• _Data items_:
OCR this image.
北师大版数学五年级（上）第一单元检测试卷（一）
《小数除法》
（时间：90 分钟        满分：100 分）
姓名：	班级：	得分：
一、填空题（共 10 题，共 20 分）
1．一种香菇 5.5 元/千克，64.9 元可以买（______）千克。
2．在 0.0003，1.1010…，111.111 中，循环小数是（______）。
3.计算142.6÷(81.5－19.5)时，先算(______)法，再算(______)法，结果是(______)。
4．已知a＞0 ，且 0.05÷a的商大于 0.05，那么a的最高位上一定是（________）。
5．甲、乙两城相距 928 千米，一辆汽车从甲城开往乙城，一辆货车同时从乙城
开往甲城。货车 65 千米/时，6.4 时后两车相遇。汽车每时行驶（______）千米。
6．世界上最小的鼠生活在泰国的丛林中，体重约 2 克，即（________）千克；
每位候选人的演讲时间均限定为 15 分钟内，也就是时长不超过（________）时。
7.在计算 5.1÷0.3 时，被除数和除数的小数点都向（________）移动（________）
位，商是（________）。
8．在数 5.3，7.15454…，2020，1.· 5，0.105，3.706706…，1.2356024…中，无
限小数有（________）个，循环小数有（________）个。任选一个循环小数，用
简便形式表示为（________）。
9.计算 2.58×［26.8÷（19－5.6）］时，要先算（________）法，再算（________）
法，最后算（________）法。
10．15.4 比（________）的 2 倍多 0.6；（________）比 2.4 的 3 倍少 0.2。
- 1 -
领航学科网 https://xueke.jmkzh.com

• _Goal_:
Output the full listing without altering anything.

• _Task output_:
OCR this image.
北师大版数学五年级（上）第一单元检测试卷（一）
《小数除法》
（时间：90 分钟        满分：100 分）
姓名：	班级：	得分：
一、填空题（共 10 题，共 20 分）
1．一种香菇 5.5 元/千克，64.9 元可以买（______）千克。
2．在 0.0003，1.1010…，111.111 中，循环小数是（______）。
3.计算142.6÷(81.5－19.5)时，先算(______)法，再算(______)法，结果是(______)。
4．已知a＞0 ，且 0.05÷a的商大于 0.05，那么a的最高位上一定是（________）。
5．甲、乙两城相距 928 千米，一辆汽车从甲城开往乙城，一辆货车同时从乙城
开往甲城。货车 65 千米/时，6.4 时后两车相遇。汽车每时行驶（______）千米。
6．世界上最小的鼠生活在泰国的丛林中，体重约 2 克，即（________）千克；
每位候选人的演讲时间均限定为 15 分钟内，也就是时长不超过（________）时。
7.在计算 5.1÷0.3 时，被除数和除数的小数点都向（________）移动（________）
位，商是（________）。
8．在数 5.3，7.15454…，2020，1.· 5，0.105，3.706706…，1.2356024…中，无
限小数有（________）个，循环小数有（________）个。任选一个循环小数，用
简便形式表示为（________）。
9.计算 2.58×［26.8÷（19－5.6）］时，要先算（________）法，再算（________）
法，最后算（________）法。
10．15.4 比（________）的 2 倍多 0.6；（________）比 2.4 的 3 倍少 0.2。
- 1 -
领航学科网 https://xueke.jmkzh.com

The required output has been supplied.